Dataset records:
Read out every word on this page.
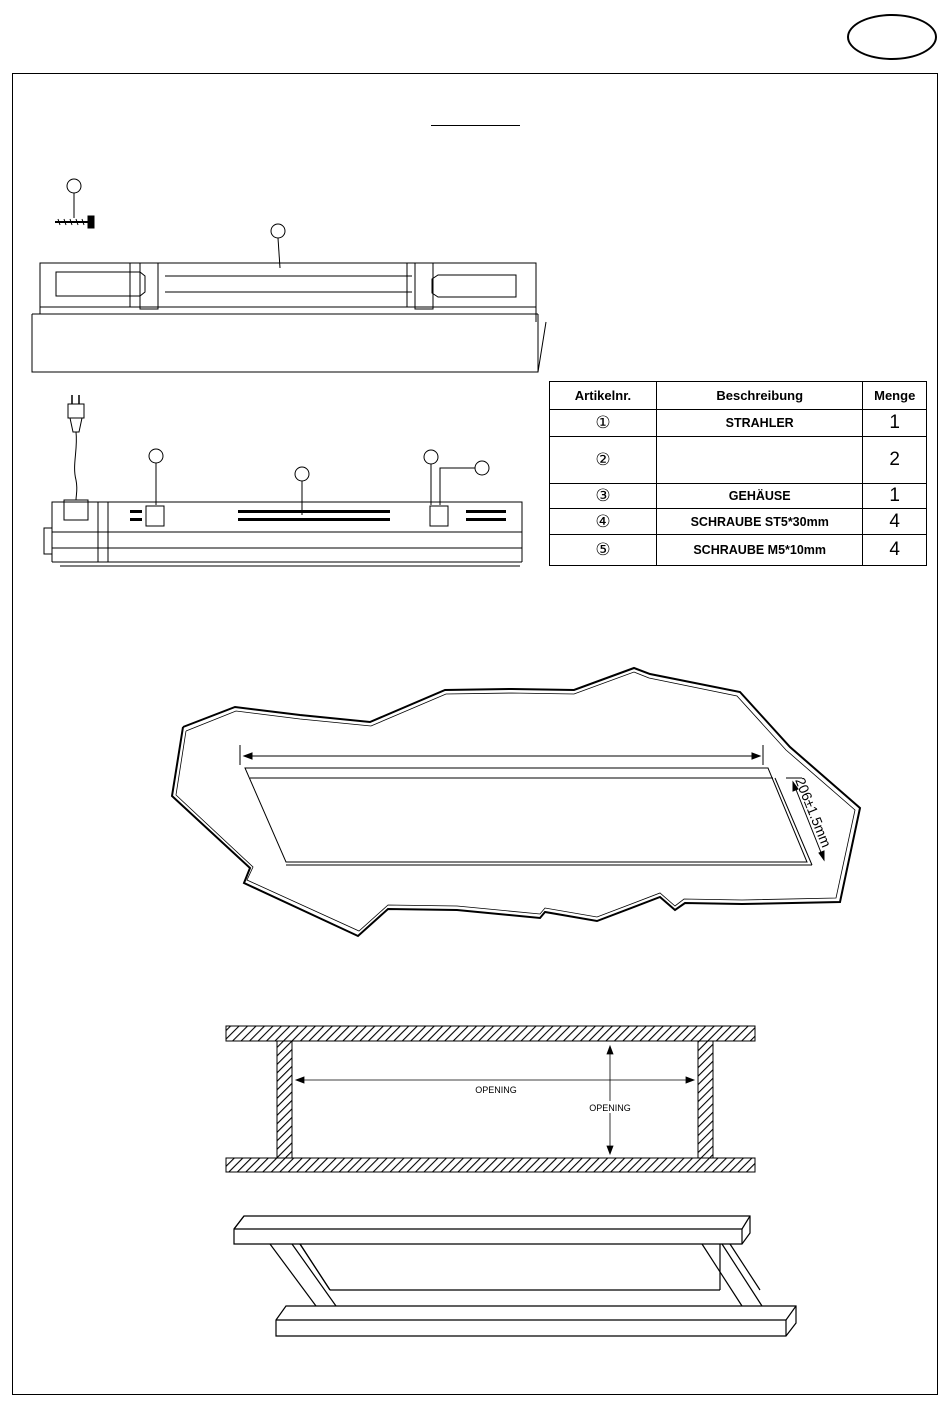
Artikelnr.	Beschreibung	Menge
①	STRAHLER	1
②		2
③	GEHÄUSE	1
④	SCHRAUBE ST5*30mm	4
⑤	SCHRAUBE M5*10mm	4
206±1.5mm
OPENING
OPENING
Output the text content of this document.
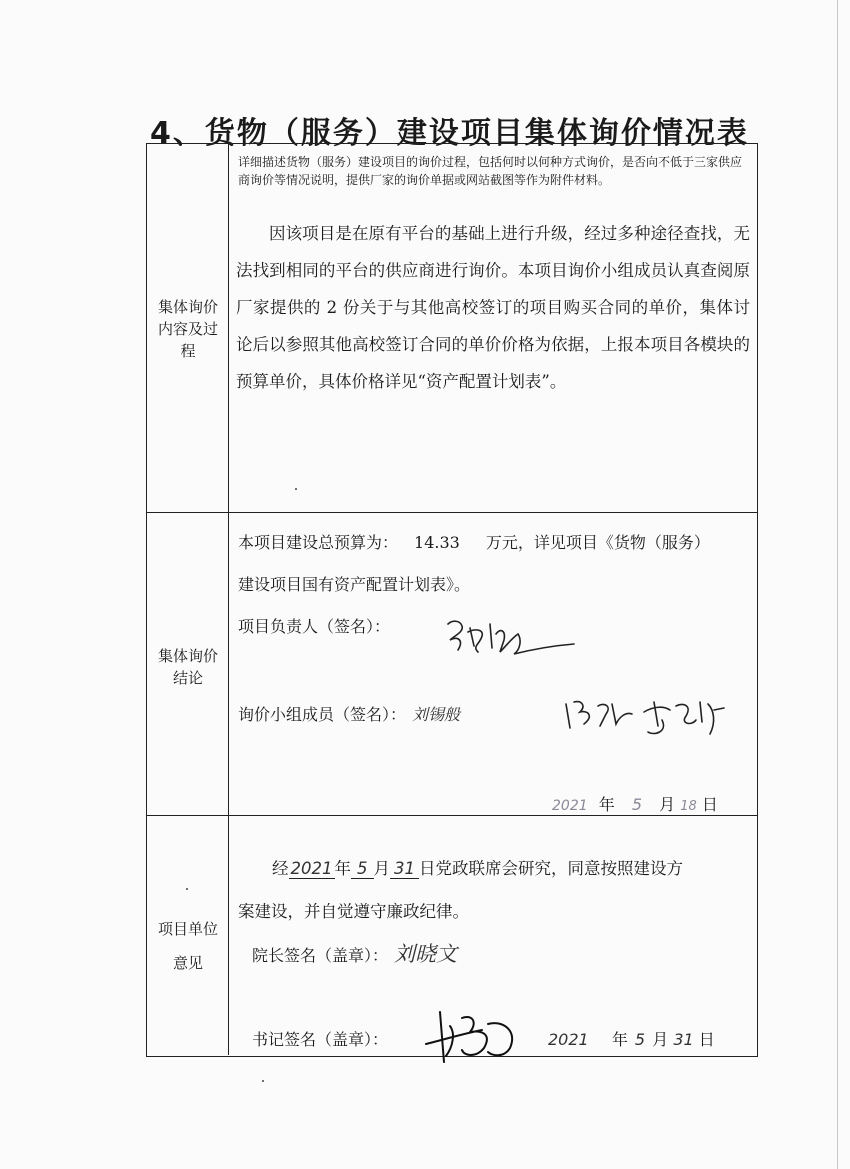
4、货物（服务）建设项目集体询价情况表
集体询价内容及过程
详细描述货物（服务）建设项目的询价过程，包括何时以何种方式询价，是否向不低于三家供应商询价等情况说明，提供厂家的询价单据或网站截图等作为附件材料。
因该项目是在原有平台的基础上进行升级，经过多种途径查找，无法找到相同的平台的供应商进行询价。本项目询价小组成员认真查阅原厂家提供的 2 份关于与其他高校签订的项目购买合同的单价，集体讨论后以参照其他高校签订合同的单价价格为依据，上报本项目各模块的预算单价，具体价格详见“资产配置计划表”。
集体询价结论
本项目建设总预算为： 14.33 万元，详见项目《货物（服务）
建设项目国有资产配置计划表》。
项目负责人（签名）：
询价小组成员（签名）： 刘锡般
2021 年 5 月 18 日
项目单位意见
经 2021 年 5 月 31 日党政联席会研究，同意按照建设方
案建设，并自觉遵守廉政纪律。
院长签名（盖章）： 刘晓文
书记签名（盖章）：	2021 年 5 月 31 日
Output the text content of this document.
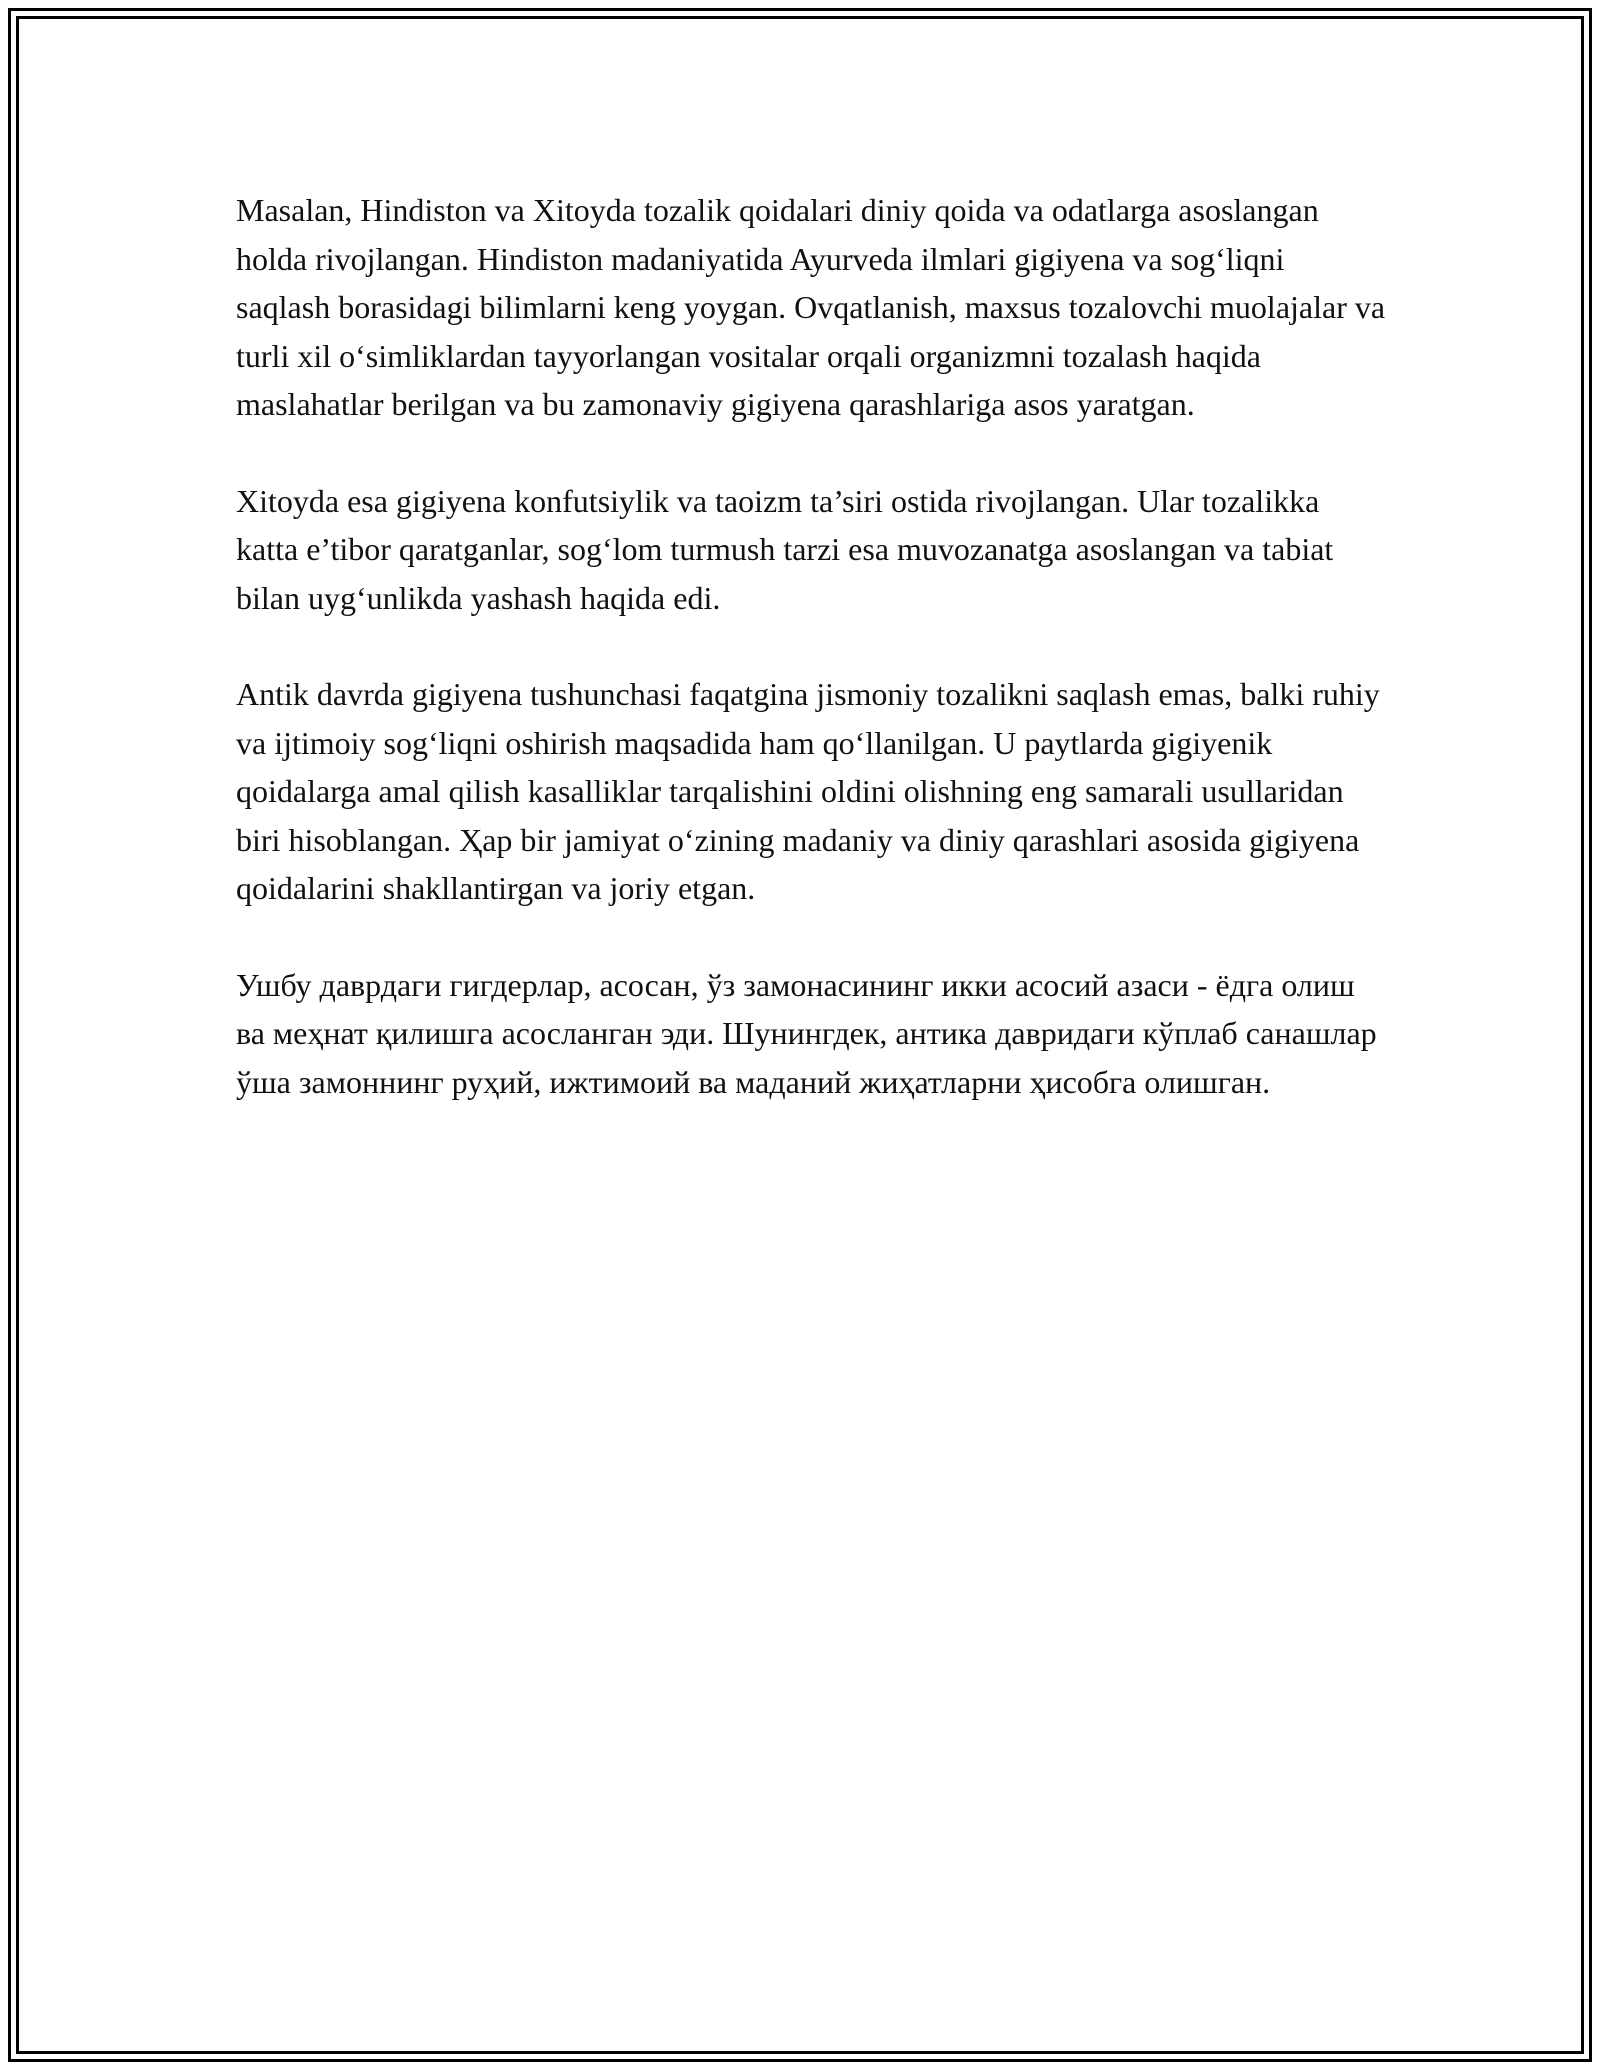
Masalan, Hindiston va Xitoyda tozalik qoidalari diniy qoida va odatlarga asoslangan holda rivojlangan. Hindiston madaniyatida Ayurveda ilmlari gigiyena va sog‘liqni saqlash borasidagi bilimlarni keng yoygan. Ovqatlanish, maxsus tozalovchi muolajalar va turli xil o‘simliklardan tayyorlangan vositalar orqali organizmni tozalash haqida maslahatlar berilgan va bu zamonaviy gigiyena qarashlariga asos yaratgan.

Xitoyda esa gigiyena konfutsiylik va taoizm ta’siri ostida rivojlangan. Ular tozalikka katta e’tibor qaratganlar, sog‘lom turmush tarzi esa muvozanatga asoslangan va tabiat bilan uyg‘unlikda yashash haqida edi.

Antik davrda gigiyena tushunchasi faqatgina jismoniy tozalikni saqlash emas, balki ruhiy va ijtimoiy sog‘liqni oshirish maqsadida ham qo‘llanilgan. U paytlarda gigiyenik qoidalarga amal qilish kasalliklar tarqalishini oldini olishning eng samarali usullaridan biri hisoblangan. Ҳap bir jamiyat o‘zining madaniy va diniy qarashlari asosida gigiyena qoidalarini shakllantirgan va joriy etgan.

Ушбу даврдаги гигдерлар, асосан, ўз замонасининг икки асосий азаси - ёдга олиш ва меҳнат қилишга асосланган эди. Шунингдек, антика давридаги кўплаб санашлар ўша замоннинг руҳий, ижтимоий ва маданий жиҳатларни ҳисобга олишган.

WHAT TO DO: Transcribe the records above exactly as they appear, leaving out any pictures.

REPLY TO THE TASK:
Read out every word on this page.
Artikelnr.	Beschreibung	Menge
①	STRAHLER	1
②		2
③	GEHÄUSE	1
④	SCHRAUBE ST5*30mm	4
⑤	SCHRAUBE M5*10mm	4
206±1.5mm
OPENING
OPENING
Output the text content of this document.
4、货物（服务）建设项目集体询价情况表
集体询价内容及过程
详细描述货物（服务）建设项目的询价过程，包括何时以何种方式询价，是否向不低于三家供应商询价等情况说明，提供厂家的询价单据或网站截图等作为附件材料。
因该项目是在原有平台的基础上进行升级，经过多种途径查找，无法找到相同的平台的供应商进行询价。本项目询价小组成员认真查阅原厂家提供的 2 份关于与其他高校签订的项目购买合同的单价，集体讨论后以参照其他高校签订合同的单价价格为依据，上报本项目各模块的预算单价，具体价格详见“资产配置计划表”。
集体询价结论
本项目建设总预算为： 14.33 万元，详见项目《货物（服务）
建设项目国有资产配置计划表》。
项目负责人（签名）：
询价小组成员（签名）： 刘锡般
2021 年 5 月 18 日
项目单位意见
经 2021 年 5 月 31 日党政联席会研究，同意按照建设方
案建设，并自觉遵守廉政纪律。
院长签名（盖章）： 刘晓文
书记签名（盖章）：	2021 年 5 月 31 日
Output the text content of this document.
Masalan, Hindiston va Xitoyda tozalik qoidalari diniy qoida va odatlarga asoslangan holda rivojlangan. Hindiston madaniyatida Ayurveda ilmlari gigiyena va sog‘liqni saqlash borasidagi bilimlarni keng yoygan. Ovqatlanish, maxsus tozalovchi muolajalar va turli xil o‘simliklardan tayyorlangan vositalar orqali organizmni tozalash haqida maslahatlar berilgan va bu zamonaviy gigiyena qarashlariga asos yaratgan.

Xitoyda esa gigiyena konfutsiylik va taoizm ta’siri ostida rivojlangan. Ular tozalikka katta e’tibor qaratganlar, sog‘lom turmush tarzi esa muvozanatga asoslangan va tabiat bilan uyg‘unlikda yashash haqida edi.

Antik davrda gigiyena tushunchasi faqatgina jismoniy tozalikni saqlash emas, balki ruhiy va ijtimoiy sog‘liqni oshirish maqsadida ham qo‘llanilgan. U paytlarda gigiyenik qoidalarga amal qilish kasalliklar tarqalishini oldini olishning eng samarali usullaridan biri hisoblangan. Ҳap bir jamiyat o‘zining madaniy va diniy qarashlari asosida gigiyena qoidalarini shakllantirgan va joriy etgan.

Ушбу даврдаги гигдерлар, асосан, ўз замонасининг икки асосий азаси - ёдга олиш ва меҳнат қилишга асосланган эди. Шунингдек, антика давридаги кўплаб санашлар ўша замоннинг руҳий, ижтимоий ва маданий жиҳатларни ҳисобга олишган.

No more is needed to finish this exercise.